## THE PROBLEM
Begin the copy at the line containing "What text is on this page?" and end it at the final line of the material below, reproducing each line exactly, without images.
----- ITEMS -----
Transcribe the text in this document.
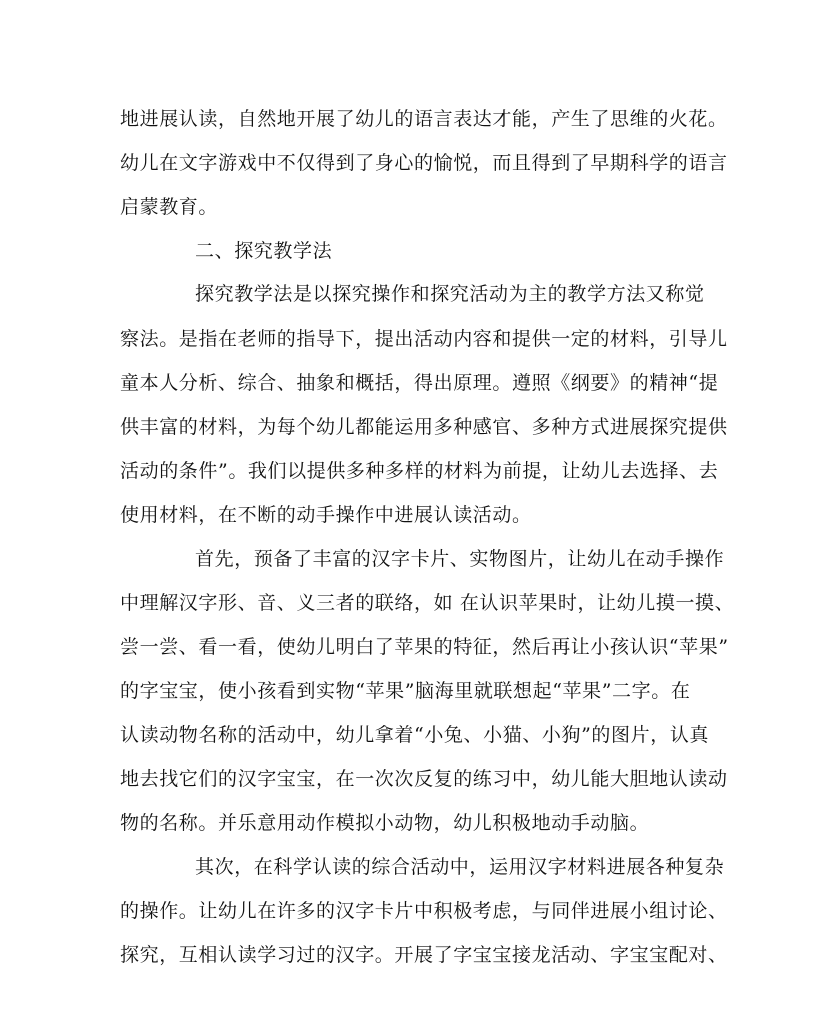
地进展认读，自然地开展了幼儿的语言表达才能，产生了思维的火花。
幼儿在文字游戏中不仅得到了身心的愉悦，而且得到了早期科学的语言
启蒙教育。
二、探究教学法
探究教学法是以探究操作和探究活动为主的教学方法又称觉
察法。是指在老师的指导下，提出活动内容和提供一定的材料，引导儿
童本人分析、综合、抽象和概括，得出原理。遵照《纲要》的精神“提
供丰富的材料，为每个幼儿都能运用多种感官、多种方式进展探究提供
活动的条件”。我们以提供多种多样的材料为前提，让幼儿去选择、去
使用材料，在不断的动手操作中进展认读活动。
首先，预备了丰富的汉字卡片、实物图片，让幼儿在动手操作
中理解汉字形、音、义三者的联络，如 在认识苹果时，让幼儿摸一摸、
尝一尝、看一看，使幼儿明白了苹果的特征，然后再让小孩认识“苹果”
的字宝宝，使小孩看到实物“苹果”脑海里就联想起“苹果”二字。在
认读动物名称的活动中，幼儿拿着“小兔、小猫、小狗”的图片，认真
地去找它们的汉字宝宝，在一次次反复的练习中，幼儿能大胆地认读动
物的名称。并乐意用动作模拟小动物，幼儿积极地动手动脑。
其次，在科学认读的综合活动中，运用汉字材料进展各种复杂
的操作。让幼儿在许多的汉字卡片中积极考虑，与同伴进展小组讨论、
探究，互相认读学习过的汉字。开展了字宝宝接龙活动、字宝宝配对、
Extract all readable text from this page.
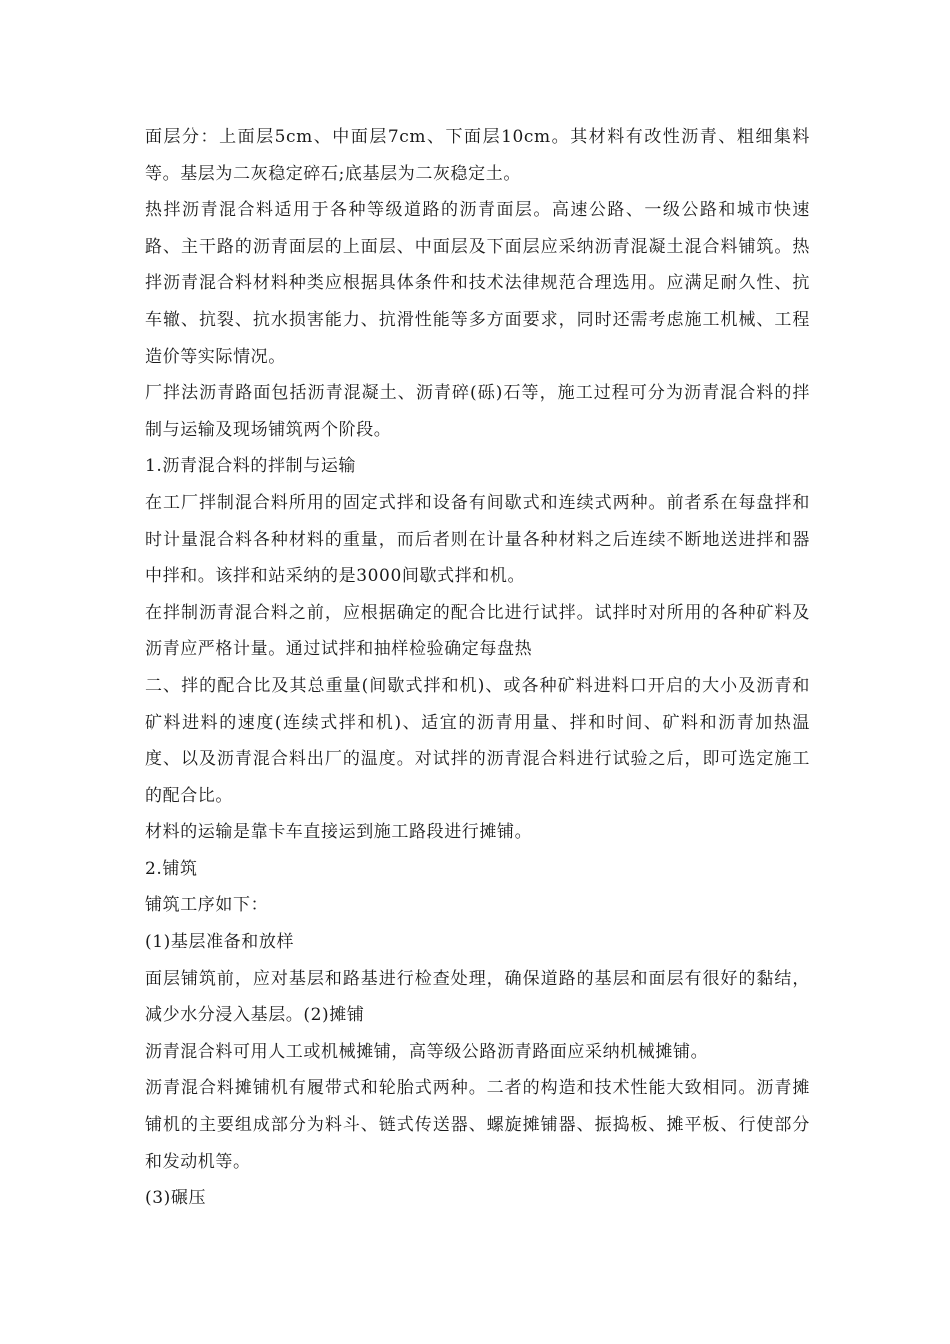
面层分：上面层5cm、中面层7cm、下面层10cm。其材料有改性沥青、粗细集料等。基层为二灰稳定碎石;底基层为二灰稳定土。

热拌沥青混合料适用于各种等级道路的沥青面层。高速公路、一级公路和城市快速路、主干路的沥青面层的上面层、中面层及下面层应采纳沥青混凝土混合料铺筑。热拌沥青混合料材料种类应根据具体条件和技术法律规范合理选用。应满足耐久性、抗车辙、抗裂、抗水损害能力、抗滑性能等多方面要求，同时还需考虑施工机械、工程造价等实际情况。

厂拌法沥青路面包括沥青混凝土、沥青碎(砾)石等，施工过程可分为沥青混合料的拌制与运输及现场铺筑两个阶段。

1.沥青混合料的拌制与运输

在工厂拌制混合料所用的固定式拌和设备有间歇式和连续式两种。前者系在每盘拌和时计量混合料各种材料的重量，而后者则在计量各种材料之后连续不断地送进拌和器中拌和。该拌和站采纳的是3000间歇式拌和机。

在拌制沥青混合料之前，应根据确定的配合比进行试拌。试拌时对所用的各种矿料及沥青应严格计量。通过试拌和抽样检验确定每盘热

二、拌的配合比及其总重量(间歇式拌和机)、或各种矿料进料口开启的大小及沥青和矿料进料的速度(连续式拌和机)、适宜的沥青用量、拌和时间、矿料和沥青加热温度、以及沥青混合料出厂的温度。对试拌的沥青混合料进行试验之后，即可选定施工的配合比。

材料的运输是靠卡车直接运到施工路段进行摊铺。

2.铺筑

铺筑工序如下：

(1)基层准备和放样

面层铺筑前，应对基层和路基进行检查处理，确保道路的基层和面层有很好的黏结，减少水分浸入基层。(2)摊铺

沥青混合料可用人工或机械摊铺，高等级公路沥青路面应采纳机械摊铺。

沥青混合料摊铺机有履带式和轮胎式两种。二者的构造和技术性能大致相同。沥青摊铺机的主要组成部分为料斗、链式传送器、螺旋摊铺器、振捣板、摊平板、行使部分和发动机等。

(3)碾压
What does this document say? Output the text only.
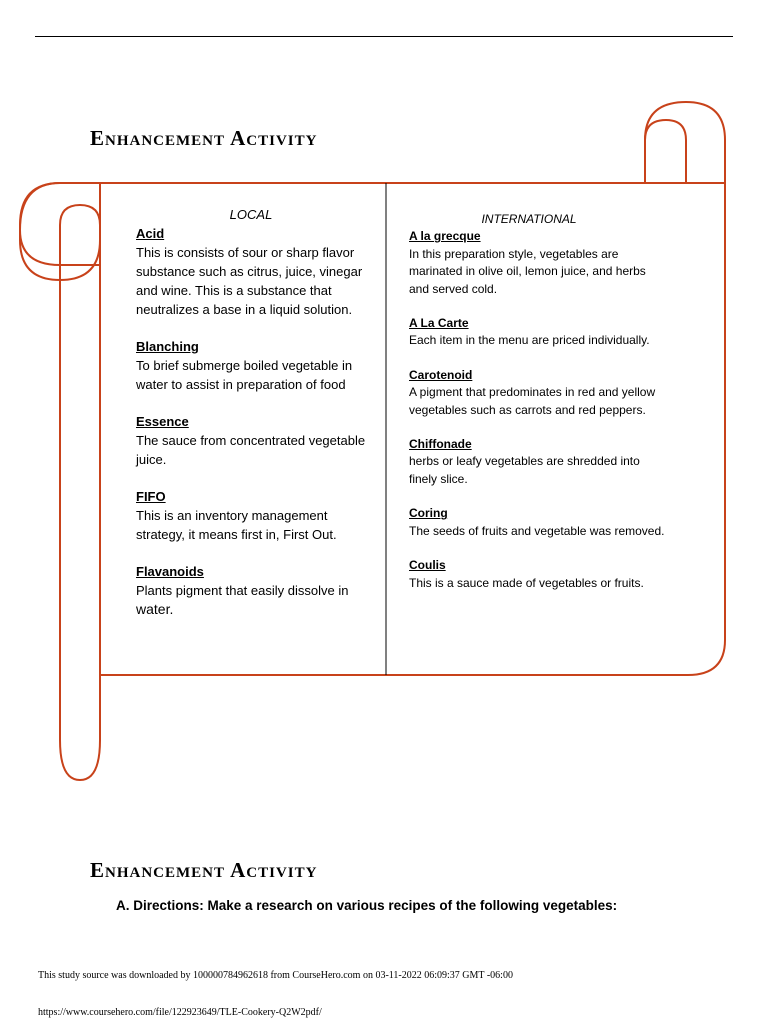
Enhancement Activity
LOCAL
Acid
This is consists of sour or sharp flavor substance such as citrus, juice, vinegar and wine. This is a substance that neutralizes a base in a liquid solution.
Blanching
To brief submerge boiled vegetable in water to assist in preparation of food
Essence
The sauce from concentrated vegetable juice.
FIFO
This is an inventory management strategy, it means first in, First Out.
Flavanoids
Plants pigment that easily dissolve in water.
INTERNATIONAL
A la grecque
In this preparation style, vegetables are marinated in olive oil, lemon juice, and herbs and served cold.
A La Carte
Each item in the menu are priced individually.
Carotenoid
A pigment that predominates in red and yellow vegetables such as carrots and red peppers.
Chiffonade
herbs or leafy vegetables are shredded into finely slice.
Coring
The seeds of fruits and vegetable was removed.
Coulis
This is a sauce made of vegetables or fruits.
Enhancement Activity
A. Directions: Make a research on various recipes of the following vegetables:
This study source was downloaded by 100000784962618 from CourseHero.com on 03-11-2022 06:09:37 GMT -06:00
https://www.coursehero.com/file/122923649/TLE-Cookery-Q2W2pdf/
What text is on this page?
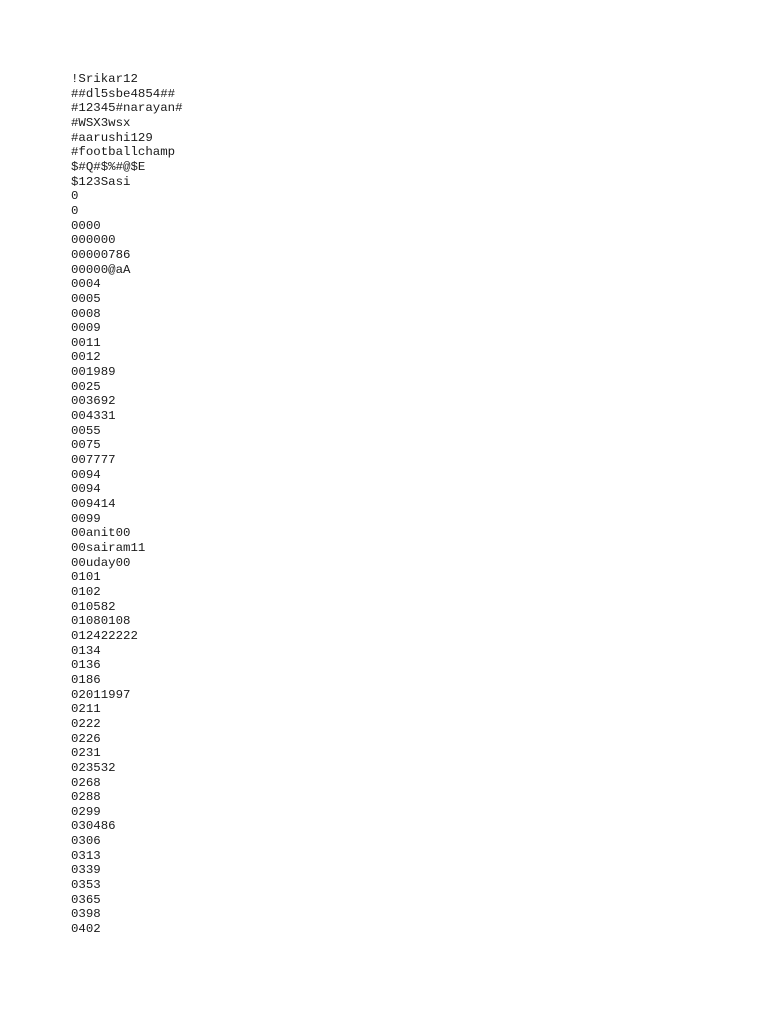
!Srikar12
##dl5sbe4854##
#12345#narayan#
#WSX3wsx
#aarushi129
#footballchamp
$#Q#$%#@$E
$123Sasi
0
0
0000
000000
00000786
00000@aA
0004
0005
0008
0009
0011
0012
001989
0025
003692
004331
0055
0075
007777
0094
0094
009414
0099
00anit00
00sairam11
00uday00
0101
0102
010582
01080108
012422222
0134
0136
0186
02011997
0211
0222
0226
0231
023532
0268
0288
0299
030486
0306
0313
0339
0353
0365
0398
0402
-----
## THE REPLY
What text is on this page?
!Srikar12
##dl5sbe4854##
#12345#narayan#
#WSX3wsx
#aarushi129
#footballchamp
$#Q#$%#@$E
$123Sasi
0
0
0000
000000
00000786
00000@aA
0004
0005
0008
0009
0011
0012
001989
0025
003692
004331
0055
0075
007777
0094
0094
009414
0099
00anit00
00sairam11
00uday00
0101
0102
010582
01080108
012422222
0134
0136
0186
02011997
0211
0222
0226
0231
023532
0268
0288
0299
030486
0306
0313
0339
0353
0365
0398
0402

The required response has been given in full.